Return each line of the records holding the string "text".
============
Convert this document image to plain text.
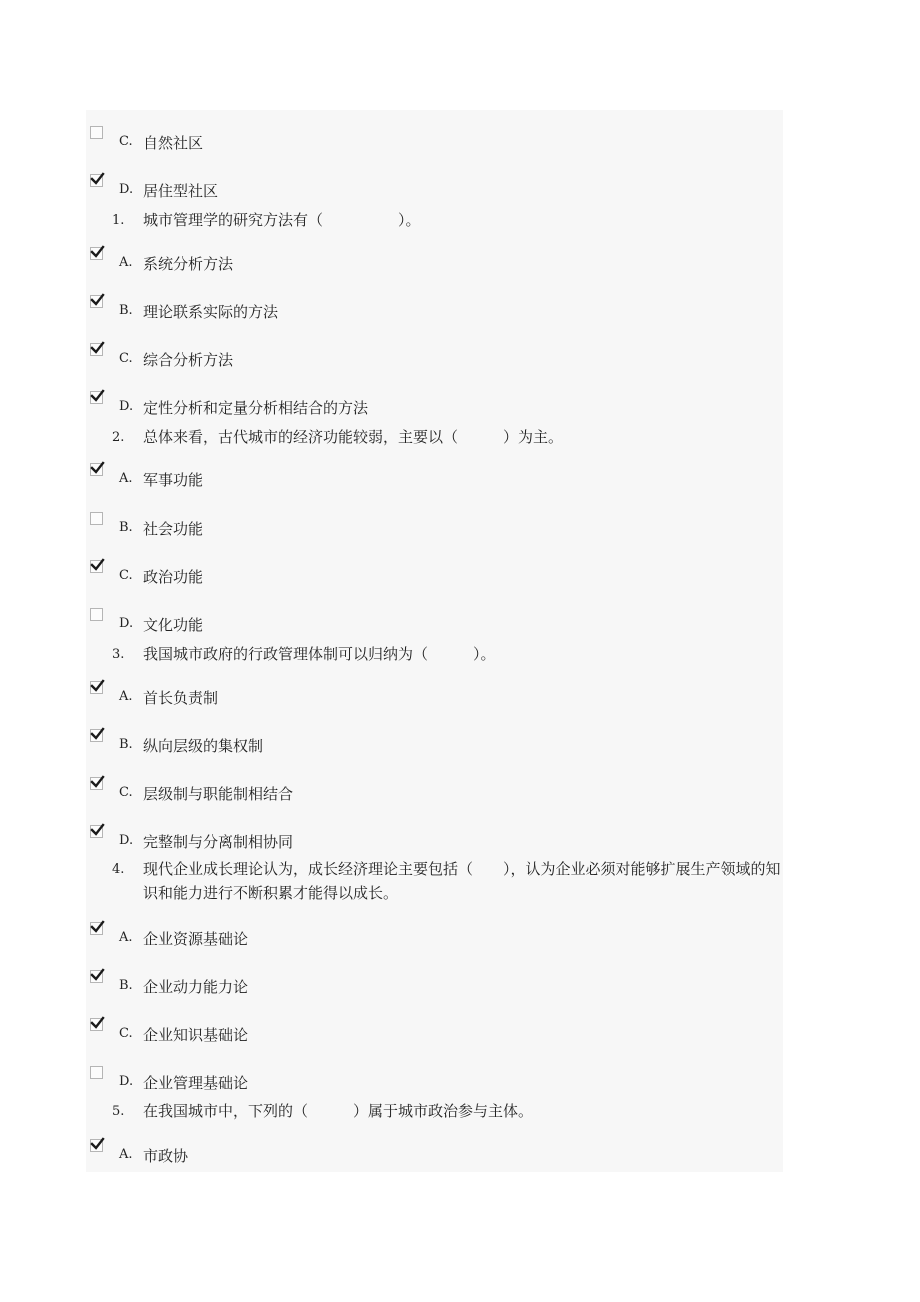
C. 自然社区
D. 居住型社区
1. 城市管理学的研究方法有（　　　　　）。
A. 系统分析方法
B. 理论联系实际的方法
C. 综合分析方法
D. 定性分析和定量分析相结合的方法
2. 总体来看，古代城市的经济功能较弱，主要以（　　　）为主。
A. 军事功能
B. 社会功能
C. 政治功能
D. 文化功能
3. 我国城市政府的行政管理体制可以归纳为（　　　）。
A. 首长负责制
B. 纵向层级的集权制
C. 层级制与职能制相结合
D. 完整制与分离制相协同
4. 现代企业成长理论认为，成长经济理论主要包括（　　），认为企业必须对能够扩展生产领域的知识和能力进行不断积累才能得以成长。
A. 企业资源基础论
B. 企业动力能力论
C. 企业知识基础论
D. 企业管理基础论
5. 在我国城市中，下列的（　　　）属于城市政治参与主体。
A. 市政协
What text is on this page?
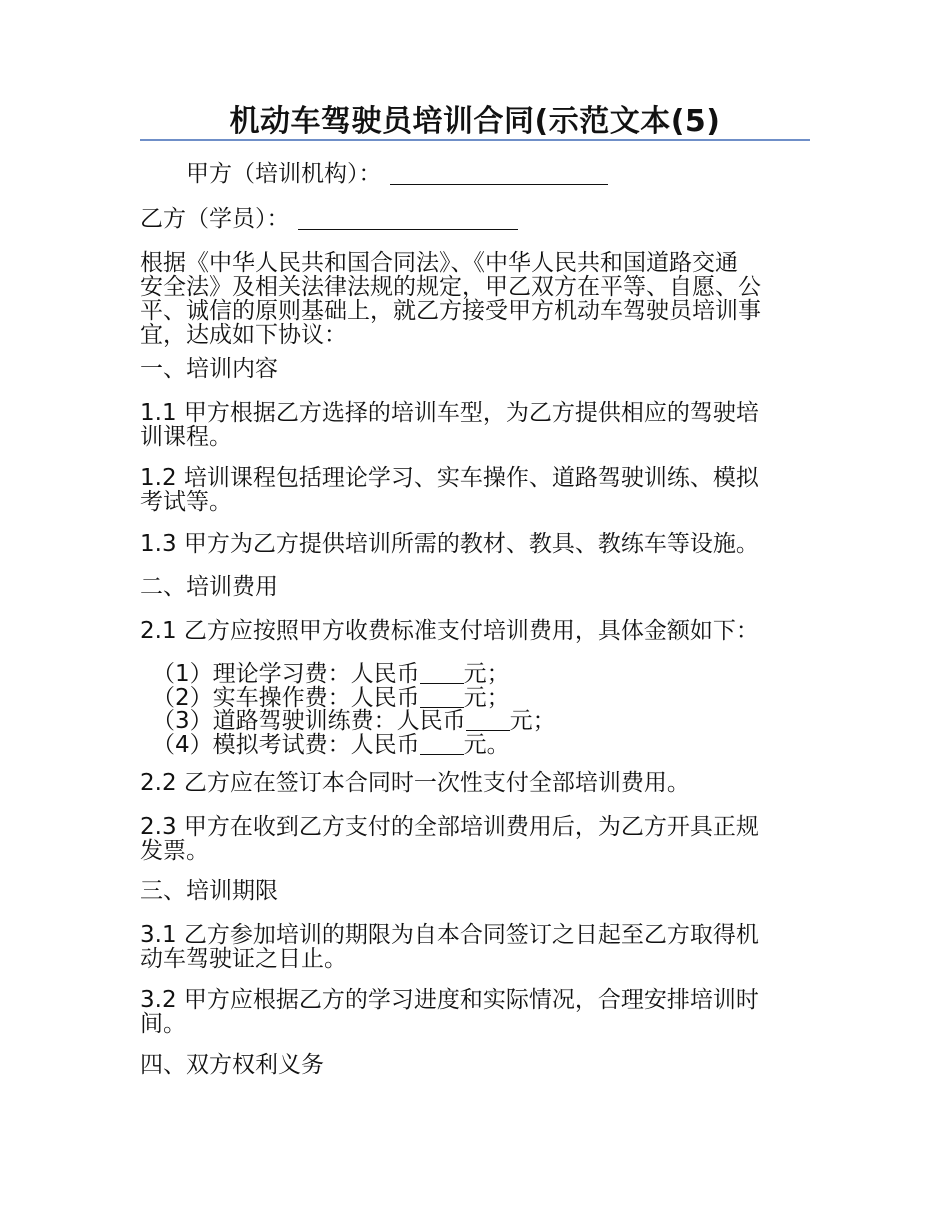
机动车驾驶员培训合同(示范文本(5)
甲方（培训机构）：
乙方（学员）：
根据《中华人民共和国合同法》、《中华人民共和国道路交通
安全法》及相关法律法规的规定，甲乙双方在平等、自愿、公
平、诚信的原则基础上，就乙方接受甲方机动车驾驶员培训事
宜，达成如下协议：
一、培训内容
1.1 甲方根据乙方选择的培训车型，为乙方提供相应的驾驶培
训课程。
1.2 培训课程包括理论学习、实车操作、道路驾驶训练、模拟
考试等。
1.3 甲方为乙方提供培训所需的教材、教具、教练车等设施。
二、培训费用
2.1 乙方应按照甲方收费标准支付培训费用，具体金额如下：
（1）理论学习费：人民币 元；
（2）实车操作费：人民币 元；
（3）道路驾驶训练费：人民币 元；
（4）模拟考试费：人民币 元。
2.2 乙方应在签订本合同时一次性支付全部培训费用。
2.3 甲方在收到乙方支付的全部培训费用后，为乙方开具正规
发票。
三、培训期限
3.1 乙方参加培训的期限为自本合同签订之日起至乙方取得机
动车驾驶证之日止。
3.2 甲方应根据乙方的学习进度和实际情况，合理安排培训时
间。
四、双方权利义务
============
▶ EXERCISE OUTPUT:
Convert this document image to plain text.
What text is on this page?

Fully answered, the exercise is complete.